Items from a dataset:
::::::::::

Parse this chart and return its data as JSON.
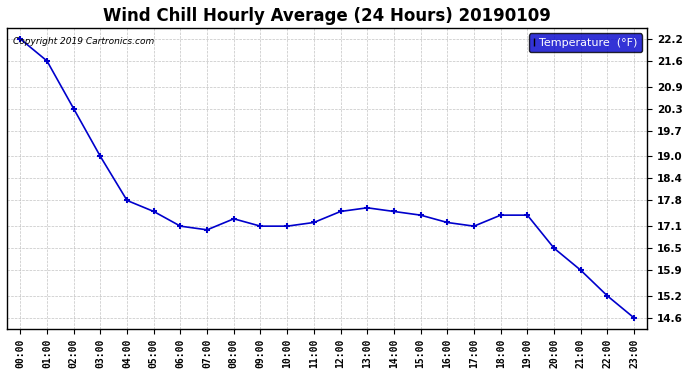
{
  "title": "Wind Chill Hourly Average (24 Hours) 20190109",
  "x_labels": [
    "00:00",
    "01:00",
    "02:00",
    "03:00",
    "04:00",
    "05:00",
    "06:00",
    "07:00",
    "08:00",
    "09:00",
    "10:00",
    "11:00",
    "12:00",
    "13:00",
    "14:00",
    "15:00",
    "16:00",
    "17:00",
    "18:00",
    "19:00",
    "20:00",
    "21:00",
    "22:00",
    "23:00"
  ],
  "y_values": [
    22.2,
    21.6,
    20.3,
    19.0,
    17.8,
    17.5,
    17.1,
    17.0,
    17.3,
    17.1,
    17.1,
    17.2,
    17.5,
    17.6,
    17.5,
    17.4,
    17.2,
    17.1,
    17.4,
    17.4,
    16.5,
    15.9,
    15.2,
    14.6
  ],
  "y_ticks": [
    14.6,
    15.2,
    15.9,
    16.5,
    17.1,
    17.8,
    18.4,
    19.0,
    19.7,
    20.3,
    20.9,
    21.6,
    22.2
  ],
  "y_min": 14.3,
  "y_max": 22.5,
  "line_color": "#0000CC",
  "marker_color": "#0000CC",
  "bg_color": "#ffffff",
  "plot_bg_color": "#ffffff",
  "grid_color": "#aaaaaa",
  "title_fontsize": 12,
  "copyright_text": "Copyright 2019 Cartronics.com",
  "legend_label": "Temperature  (°F)",
  "legend_bg": "#0000CC",
  "legend_text_color": "#ffffff"
}
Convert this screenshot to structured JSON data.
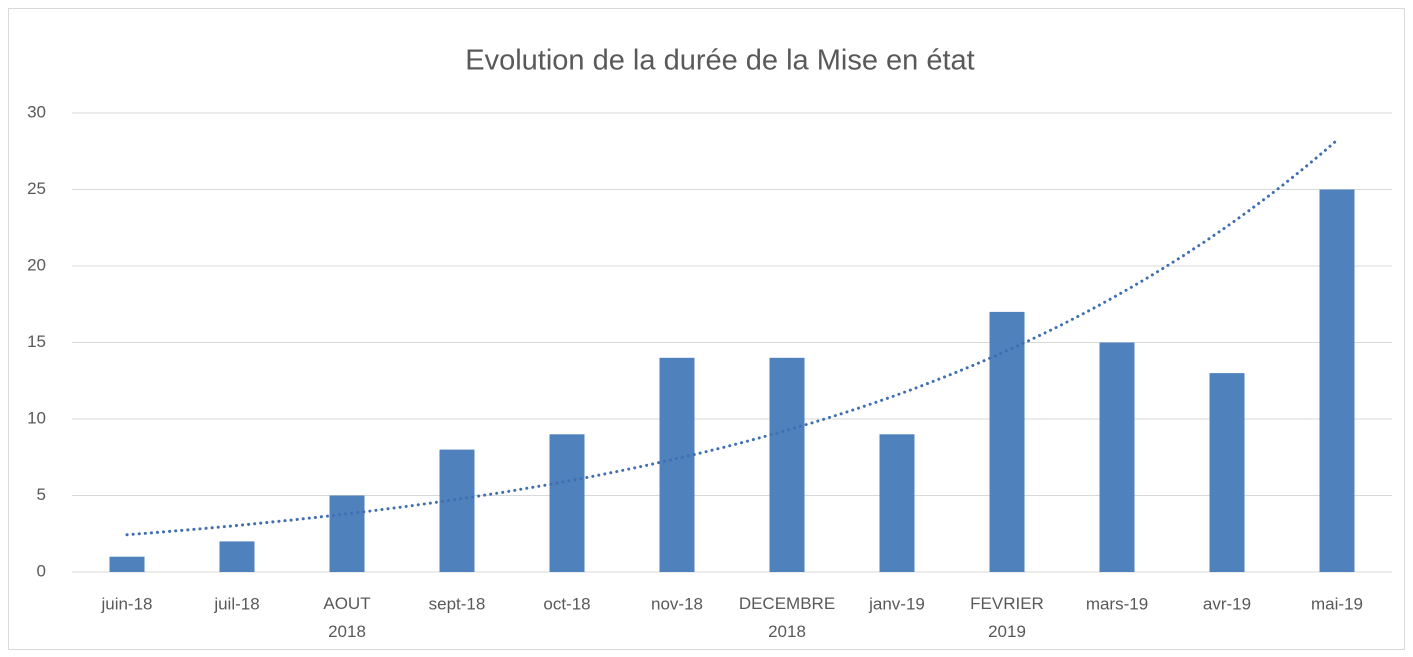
{
  "chart_data": {
    "type": "bar",
    "title": "Evolution de la durée de la Mise en état",
    "categories": [
      "juin-18",
      "juil-18",
      "AOUT 2018",
      "sept-18",
      "oct-18",
      "nov-18",
      "DECEMBRE 2018",
      "janv-19",
      "FEVRIER 2019",
      "mars-19",
      "avr-19",
      "mai-19"
    ],
    "values": [
      1,
      2,
      5,
      8,
      9,
      14,
      14,
      9,
      17,
      15,
      13,
      25
    ],
    "color": "#4f81bd",
    "ylim": [
      0,
      30
    ],
    "yticks": [
      0,
      5,
      10,
      15,
      20,
      25,
      30
    ],
    "grid": true,
    "trendline": "exponential",
    "trendline_color": "#3f6fb0"
  }
}
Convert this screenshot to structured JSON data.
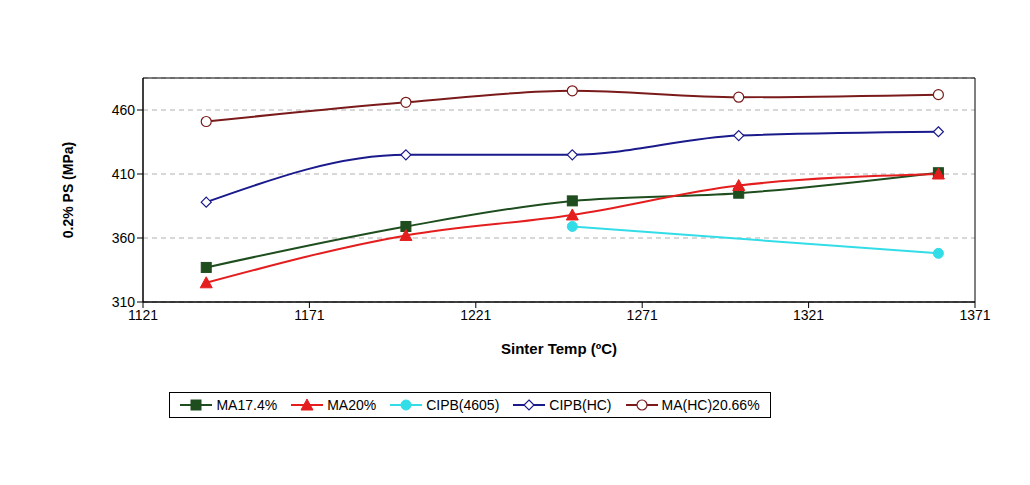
{
  "chart_data": {
    "type": "line",
    "x_label": "Sinter Temp (ºC)",
    "y_label": "0.2% PS (MPa)",
    "x": [
      1140,
      1200,
      1250,
      1300,
      1360
    ],
    "series": [
      {
        "name": "MA17.4%",
        "color": "#1e4d1e",
        "marker": "square",
        "line_style": "smooth",
        "values": [
          337,
          369,
          389,
          395,
          411
        ]
      },
      {
        "name": "MA20%",
        "color": "#e41e1e",
        "marker": "triangle",
        "line_style": "smooth",
        "values": [
          325,
          362,
          378,
          401,
          410
        ]
      },
      {
        "name": "CIPB(4605)",
        "color": "#33dde8",
        "marker": "circle",
        "line_style": "smooth",
        "values": [
          null,
          null,
          369,
          null,
          348
        ]
      },
      {
        "name": "CIPB(HC)",
        "color": "#1a1a8c",
        "marker": "open_diamond",
        "line_style": "smooth",
        "values": [
          388,
          425,
          425,
          440,
          443
        ]
      },
      {
        "name": "MA(HC)20.66%",
        "color": "#7a1a1a",
        "marker": "open_circle",
        "line_style": "smooth",
        "values": [
          451,
          466,
          475,
          470,
          472
        ]
      }
    ],
    "xlim": [
      1121,
      1371
    ],
    "xticks": [
      1121,
      1171,
      1221,
      1271,
      1321,
      1371
    ],
    "ylim": [
      310,
      485
    ],
    "yticks": [
      310,
      360,
      410,
      460
    ],
    "grid": true,
    "legend": "bottom"
  }
}
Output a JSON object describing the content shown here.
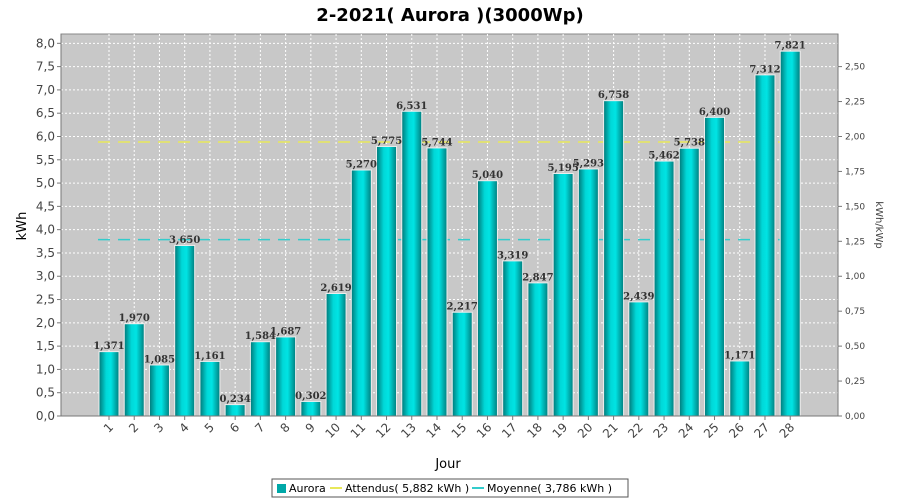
{
  "chart_data": {
    "type": "bar",
    "title": "2-2021( Aurora )(3000Wp)",
    "xlabel": "Jour",
    "ylabel": "kWh",
    "y2label": "kWh/kWp",
    "ylim": [
      0,
      8.2
    ],
    "y2lim": [
      0,
      2.7333
    ],
    "yticks": [
      "0,0",
      "0,5",
      "1,0",
      "1,5",
      "2,0",
      "2,5",
      "3,0",
      "3,5",
      "4,0",
      "4,5",
      "5,0",
      "5,5",
      "6,0",
      "6,5",
      "7,0",
      "7,5",
      "8,0"
    ],
    "y2ticks": [
      "0,00",
      "0,25",
      "0,50",
      "0,75",
      "1,00",
      "1,25",
      "1,50",
      "1,75",
      "2,00",
      "2,25",
      "2,50"
    ],
    "categories": [
      "1",
      "2",
      "3",
      "4",
      "5",
      "6",
      "7",
      "8",
      "9",
      "10",
      "11",
      "12",
      "13",
      "14",
      "15",
      "16",
      "17",
      "18",
      "19",
      "20",
      "21",
      "22",
      "23",
      "24",
      "25",
      "26",
      "27",
      "28"
    ],
    "series": [
      {
        "name": "Aurora",
        "values": [
          1.371,
          1.97,
          1.085,
          3.65,
          1.161,
          0.234,
          1.584,
          1.687,
          0.302,
          2.619,
          5.27,
          5.775,
          6.531,
          5.744,
          2.217,
          5.04,
          3.319,
          2.847,
          5.195,
          5.293,
          6.758,
          2.439,
          5.462,
          5.738,
          6.4,
          1.171,
          7.312,
          7.821
        ],
        "labels": [
          "1,371",
          "1,970",
          "1,085",
          "3,650",
          "1,161",
          "0,234",
          "1,584",
          "1,687",
          "0,302",
          "2,619",
          "5,270",
          "5,775",
          "6,531",
          "5,744",
          "2,217",
          "5,040",
          "3,319",
          "2,847",
          "5,195",
          "5,293",
          "6,758",
          "2,439",
          "5,462",
          "5,738",
          "6,400",
          "1,171",
          "7,312",
          "7,821"
        ],
        "color": "#00a8a8"
      }
    ],
    "reference_lines": [
      {
        "name": "Attendus( 5,882 kWh )",
        "value": 5.882,
        "color": "#e8e85a"
      },
      {
        "name": "Moyenne( 3,786 kWh )",
        "value": 3.786,
        "color": "#33cccc"
      }
    ],
    "grid": true,
    "legend_position": "bottom",
    "plot_background": "#c8c8c8"
  }
}
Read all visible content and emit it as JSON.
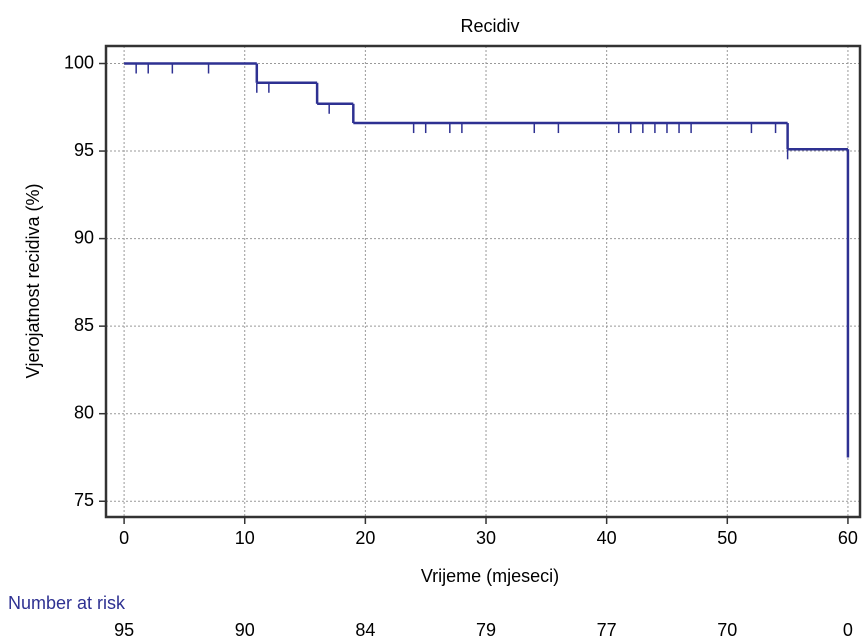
{
  "chart_data": {
    "type": "step",
    "title": "Recidiv",
    "xlabel": "Vrijeme (mjeseci)",
    "ylabel": "Vjerojatnost recidiva (%)",
    "x": [
      0,
      11,
      16,
      19,
      55,
      60
    ],
    "values": [
      100,
      98.9,
      97.7,
      96.6,
      95.1,
      77.5
    ],
    "color": "#2e3192",
    "censored": {
      "x": [
        1,
        2,
        4,
        7,
        11,
        12,
        17,
        24,
        25,
        27,
        28,
        34,
        36,
        41,
        42,
        43,
        44,
        45,
        46,
        47,
        52,
        54,
        55
      ],
      "values": [
        100,
        100,
        100,
        100,
        98.9,
        98.9,
        97.7,
        96.6,
        96.6,
        96.6,
        96.6,
        96.6,
        96.6,
        96.6,
        96.6,
        96.6,
        96.6,
        96.6,
        96.6,
        96.6,
        96.6,
        96.6,
        95.1
      ]
    },
    "xlim": [
      -1.5,
      61
    ],
    "ylim": [
      74.1,
      101
    ],
    "xticks": [
      0,
      10,
      20,
      30,
      40,
      50,
      60
    ],
    "yticks": [
      75,
      80,
      85,
      90,
      95,
      100
    ],
    "grid": true,
    "risk_label": "Number at risk",
    "risk_x": [
      0,
      10,
      20,
      30,
      40,
      50,
      60
    ],
    "risk_values": [
      95,
      90,
      84,
      79,
      77,
      70,
      0
    ]
  }
}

::::::::::

Problem to work on: Pictures stay out; repeat all the rest of the records exactly.

Finished exercise:
Parse this chart and return its data as JSON.
{
  "title": "Wind Chill Hourly Average (24 Hours) 20190109",
  "x_labels": [
    "00:00",
    "01:00",
    "02:00",
    "03:00",
    "04:00",
    "05:00",
    "06:00",
    "07:00",
    "08:00",
    "09:00",
    "10:00",
    "11:00",
    "12:00",
    "13:00",
    "14:00",
    "15:00",
    "16:00",
    "17:00",
    "18:00",
    "19:00",
    "20:00",
    "21:00",
    "22:00",
    "23:00"
  ],
  "y_values": [
    22.2,
    21.6,
    20.3,
    19.0,
    17.8,
    17.5,
    17.1,
    17.0,
    17.3,
    17.1,
    17.1,
    17.2,
    17.5,
    17.6,
    17.5,
    17.4,
    17.2,
    17.1,
    17.4,
    17.4,
    16.5,
    15.9,
    15.2,
    14.6
  ],
  "y_ticks": [
    14.6,
    15.2,
    15.9,
    16.5,
    17.1,
    17.8,
    18.4,
    19.0,
    19.7,
    20.3,
    20.9,
    21.6,
    22.2
  ],
  "y_min": 14.3,
  "y_max": 22.5,
  "line_color": "#0000CC",
  "marker_color": "#0000CC",
  "bg_color": "#ffffff",
  "plot_bg_color": "#ffffff",
  "grid_color": "#aaaaaa",
  "title_fontsize": 12,
  "copyright_text": "Copyright 2019 Cartronics.com",
  "legend_label": "Temperature  (°F)",
  "legend_bg": "#0000CC",
  "legend_text_color": "#ffffff"
}
Convert this screenshot to structured JSON data.
{
  "chart_data": {
    "type": "bar",
    "title": "Evolution de la durée de la Mise en état",
    "categories": [
      "juin-18",
      "juil-18",
      "AOUT 2018",
      "sept-18",
      "oct-18",
      "nov-18",
      "DECEMBRE 2018",
      "janv-19",
      "FEVRIER 2019",
      "mars-19",
      "avr-19",
      "mai-19"
    ],
    "values": [
      1,
      2,
      5,
      8,
      9,
      14,
      14,
      9,
      17,
      15,
      13,
      25
    ],
    "color": "#4f81bd",
    "ylim": [
      0,
      30
    ],
    "yticks": [
      0,
      5,
      10,
      15,
      20,
      25,
      30
    ],
    "grid": true,
    "trendline": "exponential",
    "trendline_color": "#3f6fb0"
  }
}
Convert this screenshot to structured JSON data.
{
  "chart_data": {
    "type": "line",
    "x_label": "Sinter Temp (ºC)",
    "y_label": "0.2% PS (MPa)",
    "x": [
      1140,
      1200,
      1250,
      1300,
      1360
    ],
    "series": [
      {
        "name": "MA17.4%",
        "color": "#1e4d1e",
        "marker": "square",
        "line_style": "smooth",
        "values": [
          337,
          369,
          389,
          395,
          411
        ]
      },
      {
        "name": "MA20%",
        "color": "#e41e1e",
        "marker": "triangle",
        "line_style": "smooth",
        "values": [
          325,
          362,
          378,
          401,
          410
        ]
      },
      {
        "name": "CIPB(4605)",
        "color": "#33dde8",
        "marker": "circle",
        "line_style": "smooth",
        "values": [
          null,
          null,
          369,
          null,
          348
        ]
      },
      {
        "name": "CIPB(HC)",
        "color": "#1a1a8c",
        "marker": "open_diamond",
        "line_style": "smooth",
        "values": [
          388,
          425,
          425,
          440,
          443
        ]
      },
      {
        "name": "MA(HC)20.66%",
        "color": "#7a1a1a",
        "marker": "open_circle",
        "line_style": "smooth",
        "values": [
          451,
          466,
          475,
          470,
          472
        ]
      }
    ],
    "xlim": [
      1121,
      1371
    ],
    "xticks": [
      1121,
      1171,
      1221,
      1271,
      1321,
      1371
    ],
    "ylim": [
      310,
      485
    ],
    "yticks": [
      310,
      360,
      410,
      460
    ],
    "grid": true,
    "legend": "bottom"
  }
}
Output a JSON object describing the content shown here.
{
  "chart_data": {
    "type": "bar",
    "title": "2-2021( Aurora )(3000Wp)",
    "xlabel": "Jour",
    "ylabel": "kWh",
    "y2label": "kWh/kWp",
    "ylim": [
      0,
      8.2
    ],
    "y2lim": [
      0,
      2.7333
    ],
    "yticks": [
      "0,0",
      "0,5",
      "1,0",
      "1,5",
      "2,0",
      "2,5",
      "3,0",
      "3,5",
      "4,0",
      "4,5",
      "5,0",
      "5,5",
      "6,0",
      "6,5",
      "7,0",
      "7,5",
      "8,0"
    ],
    "y2ticks": [
      "0,00",
      "0,25",
      "0,50",
      "0,75",
      "1,00",
      "1,25",
      "1,50",
      "1,75",
      "2,00",
      "2,25",
      "2,50"
    ],
    "categories": [
      "1",
      "2",
      "3",
      "4",
      "5",
      "6",
      "7",
      "8",
      "9",
      "10",
      "11",
      "12",
      "13",
      "14",
      "15",
      "16",
      "17",
      "18",
      "19",
      "20",
      "21",
      "22",
      "23",
      "24",
      "25",
      "26",
      "27",
      "28"
    ],
    "series": [
      {
        "name": "Aurora",
        "values": [
          1.371,
          1.97,
          1.085,
          3.65,
          1.161,
          0.234,
          1.584,
          1.687,
          0.302,
          2.619,
          5.27,
          5.775,
          6.531,
          5.744,
          2.217,
          5.04,
          3.319,
          2.847,
          5.195,
          5.293,
          6.758,
          2.439,
          5.462,
          5.738,
          6.4,
          1.171,
          7.312,
          7.821
        ],
        "labels": [
          "1,371",
          "1,970",
          "1,085",
          "3,650",
          "1,161",
          "0,234",
          "1,584",
          "1,687",
          "0,302",
          "2,619",
          "5,270",
          "5,775",
          "6,531",
          "5,744",
          "2,217",
          "5,040",
          "3,319",
          "2,847",
          "5,195",
          "5,293",
          "6,758",
          "2,439",
          "5,462",
          "5,738",
          "6,400",
          "1,171",
          "7,312",
          "7,821"
        ],
        "color": "#00a8a8"
      }
    ],
    "reference_lines": [
      {
        "name": "Attendus( 5,882 kWh )",
        "value": 5.882,
        "color": "#e8e85a"
      },
      {
        "name": "Moyenne( 3,786 kWh )",
        "value": 3.786,
        "color": "#33cccc"
      }
    ],
    "grid": true,
    "legend_position": "bottom",
    "plot_background": "#c8c8c8"
  }
}
Read all visible content and emit it as JSON.
{
  "chart_data": {
    "type": "step",
    "title": "Recidiv",
    "xlabel": "Vrijeme (mjeseci)",
    "ylabel": "Vjerojatnost recidiva (%)",
    "x": [
      0,
      11,
      16,
      19,
      55,
      60
    ],
    "values": [
      100,
      98.9,
      97.7,
      96.6,
      95.1,
      77.5
    ],
    "color": "#2e3192",
    "censored": {
      "x": [
        1,
        2,
        4,
        7,
        11,
        12,
        17,
        24,
        25,
        27,
        28,
        34,
        36,
        41,
        42,
        43,
        44,
        45,
        46,
        47,
        52,
        54,
        55
      ],
      "values": [
        100,
        100,
        100,
        100,
        98.9,
        98.9,
        97.7,
        96.6,
        96.6,
        96.6,
        96.6,
        96.6,
        96.6,
        96.6,
        96.6,
        96.6,
        96.6,
        96.6,
        96.6,
        96.6,
        96.6,
        96.6,
        95.1
      ]
    },
    "xlim": [
      -1.5,
      61
    ],
    "ylim": [
      74.1,
      101
    ],
    "xticks": [
      0,
      10,
      20,
      30,
      40,
      50,
      60
    ],
    "yticks": [
      75,
      80,
      85,
      90,
      95,
      100
    ],
    "grid": true,
    "risk_label": "Number at risk",
    "risk_x": [
      0,
      10,
      20,
      30,
      40,
      50,
      60
    ],
    "risk_values": [
      95,
      90,
      84,
      79,
      77,
      70,
      0
    ]
  }
}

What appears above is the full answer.